**Instruction:** Repeat every line below exactly, word for word.

**Given records:**

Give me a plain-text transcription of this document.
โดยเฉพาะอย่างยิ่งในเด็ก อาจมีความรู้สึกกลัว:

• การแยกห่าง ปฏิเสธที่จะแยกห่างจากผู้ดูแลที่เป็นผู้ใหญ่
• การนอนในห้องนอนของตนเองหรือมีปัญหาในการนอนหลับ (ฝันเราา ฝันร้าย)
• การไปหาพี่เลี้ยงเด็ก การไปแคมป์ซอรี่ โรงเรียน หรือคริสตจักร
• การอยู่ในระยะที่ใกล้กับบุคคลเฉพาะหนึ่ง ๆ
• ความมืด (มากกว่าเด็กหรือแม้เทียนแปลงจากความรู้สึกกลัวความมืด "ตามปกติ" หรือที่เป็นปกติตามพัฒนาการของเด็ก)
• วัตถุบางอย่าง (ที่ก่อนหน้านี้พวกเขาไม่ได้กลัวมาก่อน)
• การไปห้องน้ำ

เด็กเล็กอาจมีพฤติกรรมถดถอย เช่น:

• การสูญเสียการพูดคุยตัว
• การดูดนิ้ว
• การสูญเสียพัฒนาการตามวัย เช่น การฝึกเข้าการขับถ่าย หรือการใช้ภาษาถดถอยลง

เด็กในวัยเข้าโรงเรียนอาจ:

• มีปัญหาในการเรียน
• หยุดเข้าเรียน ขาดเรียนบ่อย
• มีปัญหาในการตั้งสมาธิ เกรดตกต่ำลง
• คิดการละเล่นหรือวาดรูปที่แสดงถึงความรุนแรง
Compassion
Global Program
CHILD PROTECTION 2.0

**Final result:**
Give me a plain-text transcription of this document.
โดยเฉพาะอย่างยิ่งในเด็ก อาจมีความรู้สึกกลัว:

• การแยกห่าง ปฏิเสธที่จะแยกห่างจากผู้ดูแลที่เป็นผู้ใหญ่
• การนอนในห้องนอนของตนเองหรือมีปัญหาในการนอนหลับ (ฝันเราา ฝันร้าย)
• การไปหาพี่เลี้ยงเด็ก การไปแคมป์ซอรี่ โรงเรียน หรือคริสตจักร
• การอยู่ในระยะที่ใกล้กับบุคคลเฉพาะหนึ่ง ๆ
• ความมืด (มากกว่าเด็กหรือแม้เทียนแปลงจากความรู้สึกกลัวความมืด "ตามปกติ" หรือที่เป็นปกติตามพัฒนาการของเด็ก)
• วัตถุบางอย่าง (ที่ก่อนหน้านี้พวกเขาไม่ได้กลัวมาก่อน)
• การไปห้องน้ำ

เด็กเล็กอาจมีพฤติกรรมถดถอย เช่น:

• การสูญเสียการพูดคุยตัว
• การดูดนิ้ว
• การสูญเสียพัฒนาการตามวัย เช่น การฝึกเข้าการขับถ่าย หรือการใช้ภาษาถดถอยลง

เด็กในวัยเข้าโรงเรียนอาจ:

• มีปัญหาในการเรียน
• หยุดเข้าเรียน ขาดเรียนบ่อย
• มีปัญหาในการตั้งสมาธิ เกรดตกต่ำลง
• คิดการละเล่นหรือวาดรูปที่แสดงถึงความรุนแรง
Compassion
Global Program
CHILD PROTECTION 2.0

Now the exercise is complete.